• EXERCISE INSTRUCTIONS:
Below is a block of data; give all of it again word for word.

# TASK INPUT start

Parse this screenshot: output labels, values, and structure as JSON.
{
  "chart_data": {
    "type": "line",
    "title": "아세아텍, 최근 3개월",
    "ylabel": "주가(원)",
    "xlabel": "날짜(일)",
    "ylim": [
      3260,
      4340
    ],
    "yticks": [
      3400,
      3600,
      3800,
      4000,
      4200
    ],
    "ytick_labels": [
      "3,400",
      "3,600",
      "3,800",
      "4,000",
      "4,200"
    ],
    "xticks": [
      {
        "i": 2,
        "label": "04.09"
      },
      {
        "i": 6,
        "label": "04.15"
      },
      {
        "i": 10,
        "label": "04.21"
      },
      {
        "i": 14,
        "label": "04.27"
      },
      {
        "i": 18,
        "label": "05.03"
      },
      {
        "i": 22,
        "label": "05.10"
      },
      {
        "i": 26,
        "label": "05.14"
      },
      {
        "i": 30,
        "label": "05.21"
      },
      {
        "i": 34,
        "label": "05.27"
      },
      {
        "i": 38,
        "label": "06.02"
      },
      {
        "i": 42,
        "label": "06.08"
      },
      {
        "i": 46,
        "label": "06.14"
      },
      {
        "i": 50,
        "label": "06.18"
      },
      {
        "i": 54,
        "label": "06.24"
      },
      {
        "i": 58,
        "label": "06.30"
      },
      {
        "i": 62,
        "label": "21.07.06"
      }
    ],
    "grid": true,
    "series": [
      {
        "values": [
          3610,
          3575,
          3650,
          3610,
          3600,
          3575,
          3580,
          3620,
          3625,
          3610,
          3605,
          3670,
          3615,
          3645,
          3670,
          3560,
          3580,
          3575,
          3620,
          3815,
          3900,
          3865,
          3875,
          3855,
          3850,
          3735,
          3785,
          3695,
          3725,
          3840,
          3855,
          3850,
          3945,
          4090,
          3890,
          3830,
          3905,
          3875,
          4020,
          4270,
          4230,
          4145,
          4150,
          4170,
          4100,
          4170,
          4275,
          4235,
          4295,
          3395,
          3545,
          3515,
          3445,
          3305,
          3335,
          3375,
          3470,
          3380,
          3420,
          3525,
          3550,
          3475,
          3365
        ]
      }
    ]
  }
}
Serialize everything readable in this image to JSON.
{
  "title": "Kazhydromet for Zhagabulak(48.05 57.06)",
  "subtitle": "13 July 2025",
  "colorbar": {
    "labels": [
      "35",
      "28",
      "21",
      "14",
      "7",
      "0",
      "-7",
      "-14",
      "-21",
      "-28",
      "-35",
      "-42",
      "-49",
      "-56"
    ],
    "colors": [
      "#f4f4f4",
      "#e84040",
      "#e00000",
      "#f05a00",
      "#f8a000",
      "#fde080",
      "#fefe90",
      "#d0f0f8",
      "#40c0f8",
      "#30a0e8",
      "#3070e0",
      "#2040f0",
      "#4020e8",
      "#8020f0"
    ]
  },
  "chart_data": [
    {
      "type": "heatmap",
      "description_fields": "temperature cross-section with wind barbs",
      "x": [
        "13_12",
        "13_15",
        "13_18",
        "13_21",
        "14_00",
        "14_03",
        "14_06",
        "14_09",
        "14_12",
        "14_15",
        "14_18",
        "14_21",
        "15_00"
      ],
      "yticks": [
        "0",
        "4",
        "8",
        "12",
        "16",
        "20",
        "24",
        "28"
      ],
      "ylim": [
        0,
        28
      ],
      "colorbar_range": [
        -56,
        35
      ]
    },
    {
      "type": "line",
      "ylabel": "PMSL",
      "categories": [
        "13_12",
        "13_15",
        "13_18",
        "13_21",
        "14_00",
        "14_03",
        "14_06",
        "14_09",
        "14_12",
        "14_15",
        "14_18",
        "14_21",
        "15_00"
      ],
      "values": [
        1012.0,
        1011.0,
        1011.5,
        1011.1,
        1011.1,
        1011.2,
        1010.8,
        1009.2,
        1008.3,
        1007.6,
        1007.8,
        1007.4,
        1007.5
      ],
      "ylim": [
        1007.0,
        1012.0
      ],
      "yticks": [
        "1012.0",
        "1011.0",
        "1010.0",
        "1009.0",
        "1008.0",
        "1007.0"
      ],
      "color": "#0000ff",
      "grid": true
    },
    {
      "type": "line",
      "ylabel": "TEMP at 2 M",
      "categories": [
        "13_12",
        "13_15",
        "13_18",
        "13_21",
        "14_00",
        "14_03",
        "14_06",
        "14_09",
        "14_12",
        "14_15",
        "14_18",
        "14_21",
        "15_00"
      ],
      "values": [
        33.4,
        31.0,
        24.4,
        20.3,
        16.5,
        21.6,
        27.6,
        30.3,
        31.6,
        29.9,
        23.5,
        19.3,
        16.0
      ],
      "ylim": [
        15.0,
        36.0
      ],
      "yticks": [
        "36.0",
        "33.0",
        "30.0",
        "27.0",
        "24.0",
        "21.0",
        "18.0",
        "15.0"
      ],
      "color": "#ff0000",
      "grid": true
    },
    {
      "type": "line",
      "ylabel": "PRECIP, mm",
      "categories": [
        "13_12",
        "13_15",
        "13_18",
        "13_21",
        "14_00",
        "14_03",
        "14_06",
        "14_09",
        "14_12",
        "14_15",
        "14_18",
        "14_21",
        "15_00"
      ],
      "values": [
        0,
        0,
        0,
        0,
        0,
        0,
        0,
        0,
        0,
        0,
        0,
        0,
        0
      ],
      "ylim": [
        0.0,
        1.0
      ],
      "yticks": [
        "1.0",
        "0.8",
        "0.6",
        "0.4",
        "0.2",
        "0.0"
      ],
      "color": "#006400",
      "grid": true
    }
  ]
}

# TASK INPUT end

• THE RESPONSE:
Parse this screenshot: output labels, values, and structure as JSON.
{
  "chart_data": {
    "type": "line",
    "title": "아세아텍, 최근 3개월",
    "ylabel": "주가(원)",
    "xlabel": "날짜(일)",
    "ylim": [
      3260,
      4340
    ],
    "yticks": [
      3400,
      3600,
      3800,
      4000,
      4200
    ],
    "ytick_labels": [
      "3,400",
      "3,600",
      "3,800",
      "4,000",
      "4,200"
    ],
    "xticks": [
      {
        "i": 2,
        "label": "04.09"
      },
      {
        "i": 6,
        "label": "04.15"
      },
      {
        "i": 10,
        "label": "04.21"
      },
      {
        "i": 14,
        "label": "04.27"
      },
      {
        "i": 18,
        "label": "05.03"
      },
      {
        "i": 22,
        "label": "05.10"
      },
      {
        "i": 26,
        "label": "05.14"
      },
      {
        "i": 30,
        "label": "05.21"
      },
      {
        "i": 34,
        "label": "05.27"
      },
      {
        "i": 38,
        "label": "06.02"
      },
      {
        "i": 42,
        "label": "06.08"
      },
      {
        "i": 46,
        "label": "06.14"
      },
      {
        "i": 50,
        "label": "06.18"
      },
      {
        "i": 54,
        "label": "06.24"
      },
      {
        "i": 58,
        "label": "06.30"
      },
      {
        "i": 62,
        "label": "21.07.06"
      }
    ],
    "grid": true,
    "series": [
      {
        "values": [
          3610,
          3575,
          3650,
          3610,
          3600,
          3575,
          3580,
          3620,
          3625,
          3610,
          3605,
          3670,
          3615,
          3645,
          3670,
          3560,
          3580,
          3575,
          3620,
          3815,
          3900,
          3865,
          3875,
          3855,
          3850,
          3735,
          3785,
          3695,
          3725,
          3840,
          3855,
          3850,
          3945,
          4090,
          3890,
          3830,
          3905,
          3875,
          4020,
          4270,
          4230,
          4145,
          4150,
          4170,
          4100,
          4170,
          4275,
          4235,
          4295,
          3395,
          3545,
          3515,
          3445,
          3305,
          3335,
          3375,
          3470,
          3380,
          3420,
          3525,
          3550,
          3475,
          3365
        ]
      }
    ]
  }
}
Serialize everything readable in this image to JSON.
{
  "title": "Kazhydromet for Zhagabulak(48.05 57.06)",
  "subtitle": "13 July 2025",
  "colorbar": {
    "labels": [
      "35",
      "28",
      "21",
      "14",
      "7",
      "0",
      "-7",
      "-14",
      "-21",
      "-28",
      "-35",
      "-42",
      "-49",
      "-56"
    ],
    "colors": [
      "#f4f4f4",
      "#e84040",
      "#e00000",
      "#f05a00",
      "#f8a000",
      "#fde080",
      "#fefe90",
      "#d0f0f8",
      "#40c0f8",
      "#30a0e8",
      "#3070e0",
      "#2040f0",
      "#4020e8",
      "#8020f0"
    ]
  },
  "chart_data": [
    {
      "type": "heatmap",
      "description_fields": "temperature cross-section with wind barbs",
      "x": [
        "13_12",
        "13_15",
        "13_18",
        "13_21",
        "14_00",
        "14_03",
        "14_06",
        "14_09",
        "14_12",
        "14_15",
        "14_18",
        "14_21",
        "15_00"
      ],
      "yticks": [
        "0",
        "4",
        "8",
        "12",
        "16",
        "20",
        "24",
        "28"
      ],
      "ylim": [
        0,
        28
      ],
      "colorbar_range": [
        -56,
        35
      ]
    },
    {
      "type": "line",
      "ylabel": "PMSL",
      "categories": [
        "13_12",
        "13_15",
        "13_18",
        "13_21",
        "14_00",
        "14_03",
        "14_06",
        "14_09",
        "14_12",
        "14_15",
        "14_18",
        "14_21",
        "15_00"
      ],
      "values": [
        1012.0,
        1011.0,
        1011.5,
        1011.1,
        1011.1,
        1011.2,
        1010.8,
        1009.2,
        1008.3,
        1007.6,
        1007.8,
        1007.4,
        1007.5
      ],
      "ylim": [
        1007.0,
        1012.0
      ],
      "yticks": [
        "1012.0",
        "1011.0",
        "1010.0",
        "1009.0",
        "1008.0",
        "1007.0"
      ],
      "color": "#0000ff",
      "grid": true
    },
    {
      "type": "line",
      "ylabel": "TEMP at 2 M",
      "categories": [
        "13_12",
        "13_15",
        "13_18",
        "13_21",
        "14_00",
        "14_03",
        "14_06",
        "14_09",
        "14_12",
        "14_15",
        "14_18",
        "14_21",
        "15_00"
      ],
      "values": [
        33.4,
        31.0,
        24.4,
        20.3,
        16.5,
        21.6,
        27.6,
        30.3,
        31.6,
        29.9,
        23.5,
        19.3,
        16.0
      ],
      "ylim": [
        15.0,
        36.0
      ],
      "yticks": [
        "36.0",
        "33.0",
        "30.0",
        "27.0",
        "24.0",
        "21.0",
        "18.0",
        "15.0"
      ],
      "color": "#ff0000",
      "grid": true
    },
    {
      "type": "line",
      "ylabel": "PRECIP, mm",
      "categories": [
        "13_12",
        "13_15",
        "13_18",
        "13_21",
        "14_00",
        "14_03",
        "14_06",
        "14_09",
        "14_12",
        "14_15",
        "14_18",
        "14_21",
        "15_00"
      ],
      "values": [
        0,
        0,
        0,
        0,
        0,
        0,
        0,
        0,
        0,
        0,
        0,
        0,
        0
      ],
      "ylim": [
        0.0,
        1.0
      ],
      "yticks": [
        "1.0",
        "0.8",
        "0.6",
        "0.4",
        "0.2",
        "0.0"
      ],
      "color": "#006400",
      "grid": true
    }
  ]
}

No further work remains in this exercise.